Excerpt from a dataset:
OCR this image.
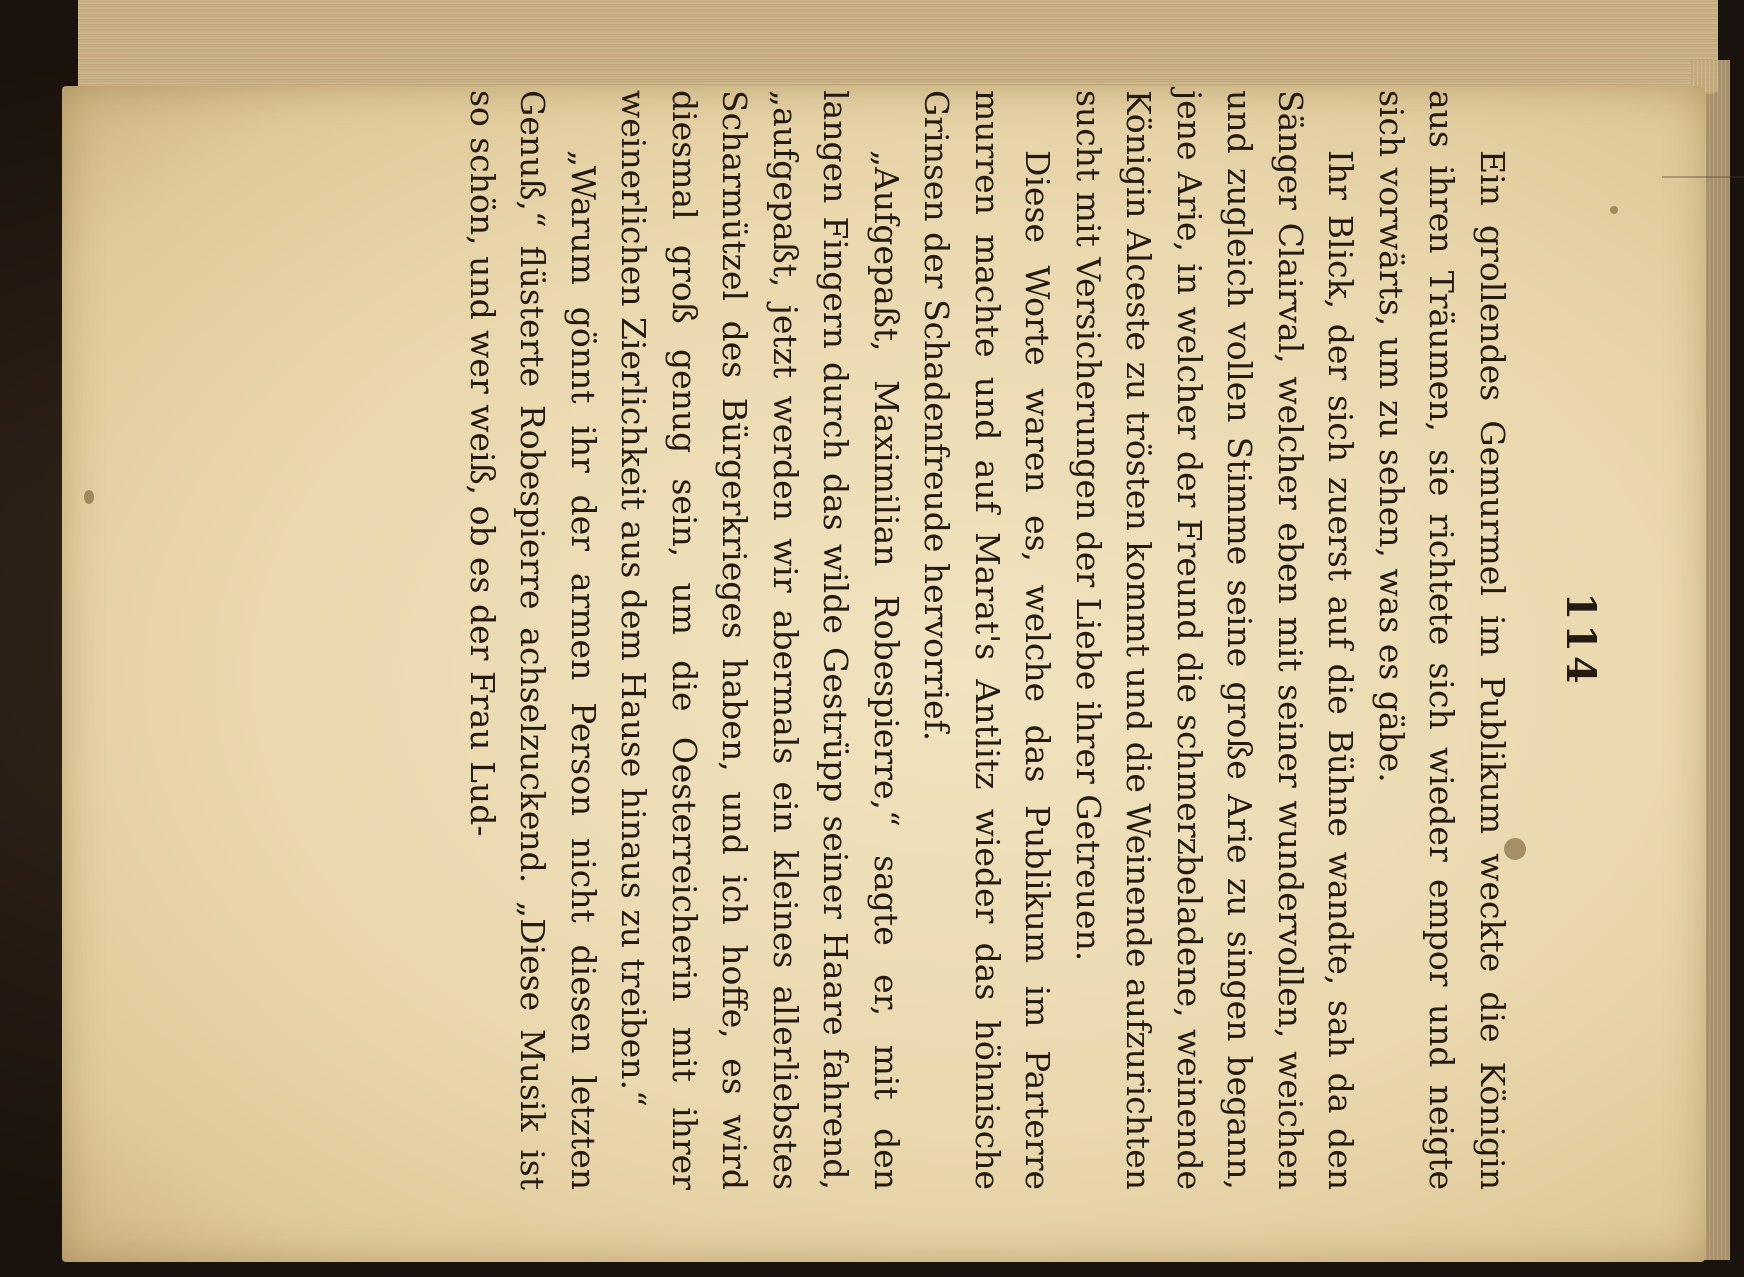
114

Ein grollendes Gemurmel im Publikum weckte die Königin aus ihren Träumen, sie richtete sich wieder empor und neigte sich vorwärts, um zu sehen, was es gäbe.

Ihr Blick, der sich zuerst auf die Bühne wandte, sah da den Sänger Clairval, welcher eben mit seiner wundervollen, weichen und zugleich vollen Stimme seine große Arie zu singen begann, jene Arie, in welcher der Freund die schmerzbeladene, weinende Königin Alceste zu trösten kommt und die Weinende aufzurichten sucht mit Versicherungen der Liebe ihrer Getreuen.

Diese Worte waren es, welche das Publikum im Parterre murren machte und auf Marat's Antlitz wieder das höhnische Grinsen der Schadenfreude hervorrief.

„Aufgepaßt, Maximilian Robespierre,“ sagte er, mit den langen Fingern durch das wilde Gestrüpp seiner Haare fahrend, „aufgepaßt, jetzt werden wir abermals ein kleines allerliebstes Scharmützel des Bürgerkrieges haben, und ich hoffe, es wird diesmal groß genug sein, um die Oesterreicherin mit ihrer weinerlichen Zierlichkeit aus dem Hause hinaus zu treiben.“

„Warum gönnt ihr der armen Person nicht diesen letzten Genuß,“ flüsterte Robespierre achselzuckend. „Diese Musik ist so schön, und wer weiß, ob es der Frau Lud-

--

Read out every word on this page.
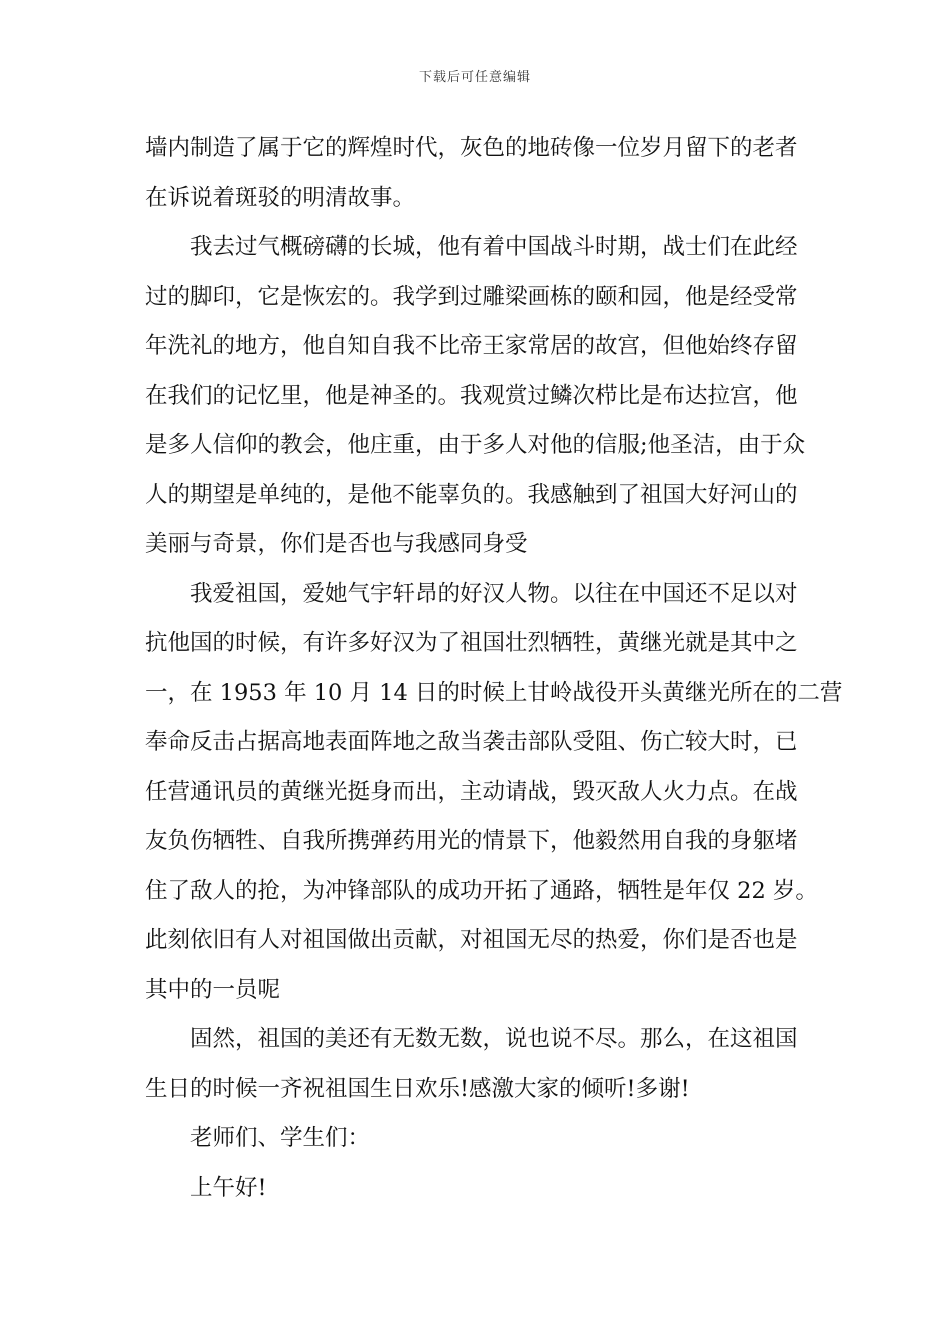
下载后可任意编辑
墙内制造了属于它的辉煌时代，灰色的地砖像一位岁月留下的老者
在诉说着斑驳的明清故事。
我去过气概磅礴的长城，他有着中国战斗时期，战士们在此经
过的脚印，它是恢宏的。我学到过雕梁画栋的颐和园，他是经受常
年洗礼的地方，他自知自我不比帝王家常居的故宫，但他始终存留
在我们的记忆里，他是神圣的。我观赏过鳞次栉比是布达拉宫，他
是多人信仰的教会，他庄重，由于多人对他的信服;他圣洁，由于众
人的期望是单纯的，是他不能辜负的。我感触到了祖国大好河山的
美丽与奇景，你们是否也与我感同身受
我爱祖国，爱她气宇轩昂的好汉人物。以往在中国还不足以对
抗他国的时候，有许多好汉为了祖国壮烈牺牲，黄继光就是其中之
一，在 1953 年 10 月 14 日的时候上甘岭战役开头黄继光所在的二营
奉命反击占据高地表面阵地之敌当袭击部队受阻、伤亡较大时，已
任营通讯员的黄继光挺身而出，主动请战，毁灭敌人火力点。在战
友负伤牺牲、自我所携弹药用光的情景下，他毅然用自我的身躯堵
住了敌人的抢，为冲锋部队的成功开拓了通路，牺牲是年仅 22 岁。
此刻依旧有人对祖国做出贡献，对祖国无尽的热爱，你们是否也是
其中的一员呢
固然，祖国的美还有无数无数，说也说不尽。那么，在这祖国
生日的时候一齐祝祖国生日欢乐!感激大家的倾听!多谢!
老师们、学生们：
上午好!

#### [GOAL]
Using the material above, report each line where "Robespierre" occurs.

#### [SOLUTION FOR THIS EXERCISE]
„Aufgepaßt, Maximilian Robespierre,“ sagte er, mit den langen Fingern durch das wilde Gestrüpp seiner Haare fahrend, „aufgepaßt, jetzt werden wir abermals ein kleines allerliebstes Scharmützel des Bürgerkrieges haben, und ich hoffe, es wird diesmal groß genug sein, um die Oesterreicherin mit ihrer weinerlichen Zierlichkeit aus dem Hause hinaus zu treiben.“
„Warum gönnt ihr der armen Person nicht diesen letzten Genuß,“ flüsterte Robespierre achselzuckend. „Diese Musik ist so schön, und wer weiß, ob es der Frau Lud-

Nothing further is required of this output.